▶ [What to produce]: Lines containing the word "name" are the ones to copy from the records below.

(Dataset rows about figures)
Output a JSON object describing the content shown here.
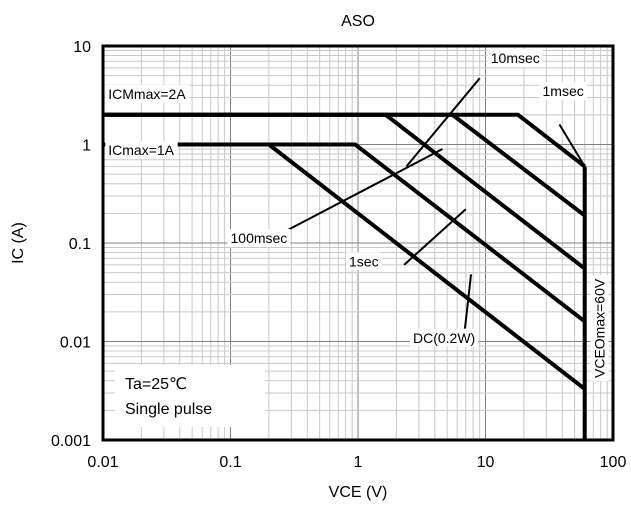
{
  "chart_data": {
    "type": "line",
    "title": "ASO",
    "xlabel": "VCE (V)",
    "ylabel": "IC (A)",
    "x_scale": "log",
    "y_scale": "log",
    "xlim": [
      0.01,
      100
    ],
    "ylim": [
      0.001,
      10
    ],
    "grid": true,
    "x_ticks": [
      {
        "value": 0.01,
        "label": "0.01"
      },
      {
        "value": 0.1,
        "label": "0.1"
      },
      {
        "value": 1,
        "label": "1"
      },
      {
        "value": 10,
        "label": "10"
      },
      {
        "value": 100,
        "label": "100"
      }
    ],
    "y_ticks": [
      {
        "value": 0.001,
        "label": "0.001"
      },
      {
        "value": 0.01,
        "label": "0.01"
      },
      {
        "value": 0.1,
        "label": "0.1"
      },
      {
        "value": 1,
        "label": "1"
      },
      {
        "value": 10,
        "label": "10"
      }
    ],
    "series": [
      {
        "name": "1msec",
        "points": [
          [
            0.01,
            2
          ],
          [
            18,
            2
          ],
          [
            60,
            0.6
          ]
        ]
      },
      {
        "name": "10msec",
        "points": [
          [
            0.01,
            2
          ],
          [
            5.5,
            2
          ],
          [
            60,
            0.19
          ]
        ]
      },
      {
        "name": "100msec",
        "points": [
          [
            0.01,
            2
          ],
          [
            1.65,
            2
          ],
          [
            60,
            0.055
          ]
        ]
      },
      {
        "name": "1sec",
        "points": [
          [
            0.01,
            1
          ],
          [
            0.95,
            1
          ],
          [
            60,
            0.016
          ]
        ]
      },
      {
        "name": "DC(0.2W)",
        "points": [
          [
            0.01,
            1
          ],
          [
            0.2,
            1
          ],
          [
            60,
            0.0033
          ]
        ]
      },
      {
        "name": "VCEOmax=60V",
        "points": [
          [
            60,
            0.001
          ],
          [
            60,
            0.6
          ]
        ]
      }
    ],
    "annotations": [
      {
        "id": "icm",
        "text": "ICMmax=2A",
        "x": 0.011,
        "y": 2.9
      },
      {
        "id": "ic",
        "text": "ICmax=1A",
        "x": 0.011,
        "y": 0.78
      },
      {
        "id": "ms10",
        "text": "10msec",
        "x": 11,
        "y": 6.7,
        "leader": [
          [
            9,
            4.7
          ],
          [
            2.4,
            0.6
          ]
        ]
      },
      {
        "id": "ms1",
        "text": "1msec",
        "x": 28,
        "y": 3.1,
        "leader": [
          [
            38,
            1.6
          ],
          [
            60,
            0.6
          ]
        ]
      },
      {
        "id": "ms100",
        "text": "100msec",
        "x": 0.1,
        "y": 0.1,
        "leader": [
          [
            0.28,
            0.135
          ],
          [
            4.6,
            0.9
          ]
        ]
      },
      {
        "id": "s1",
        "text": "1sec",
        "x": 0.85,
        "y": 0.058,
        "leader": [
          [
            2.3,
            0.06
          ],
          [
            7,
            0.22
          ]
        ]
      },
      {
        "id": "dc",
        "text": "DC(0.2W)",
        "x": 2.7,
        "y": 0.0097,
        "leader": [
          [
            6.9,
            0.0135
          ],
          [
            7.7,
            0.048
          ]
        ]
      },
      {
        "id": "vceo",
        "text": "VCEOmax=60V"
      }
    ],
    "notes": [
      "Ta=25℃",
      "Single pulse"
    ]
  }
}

▶ [Output for this exercise]:
        "name": "1msec",
        "name": "10msec",
        "name": "100msec",
        "name": "1sec",
        "name": "DC(0.2W)",
        "name": "VCEOmax=60V",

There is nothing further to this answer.